Dataset entries:
──────────

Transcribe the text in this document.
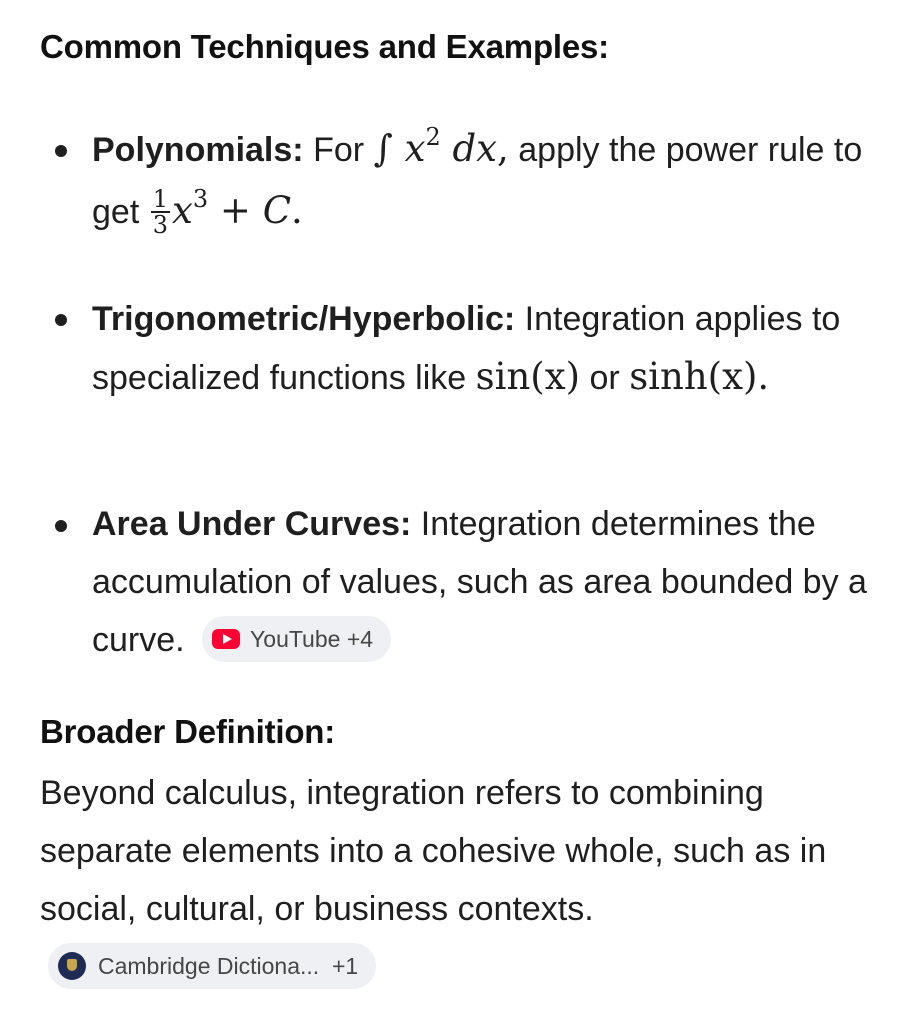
Common Techniques and Examples:
Polynomials: For ∫ $x^2$ dx, apply the power rule to get $\frac{1}{3} x^3 + C$.
Trigonometric/Hyperbolic: Integration applies to specialized functions like sin(x) or sinh(x).
Area Under Curves: Integration determines the accumulation of values, such as area bounded by a curve.	YouTube +4
Broader Definition:

Beyond calculus, integration refers to combining separate elements into a cohesive whole, such as in social, cultural, or business contexts.
Cambridge Dictiona...
+1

──────────

Reproduce every record above exactly, omitting the pictures.

Transcribe the text in this document.
Common Techniques and Examples:
Polynomials: For ∫ $x^2$ dx, apply the power rule to get $\frac{1}{3} x^3 + C$.
Trigonometric/Hyperbolic: Integration applies to specialized functions like sin(x) or sinh(x).
Area Under Curves: Integration determines the accumulation of values, such as area bounded by a curve.	YouTube +4
Broader Definition:

Beyond calculus, integration refers to combining separate elements into a cohesive whole, such as in social, cultural, or business contexts.
Cambridge Dictiona...
+1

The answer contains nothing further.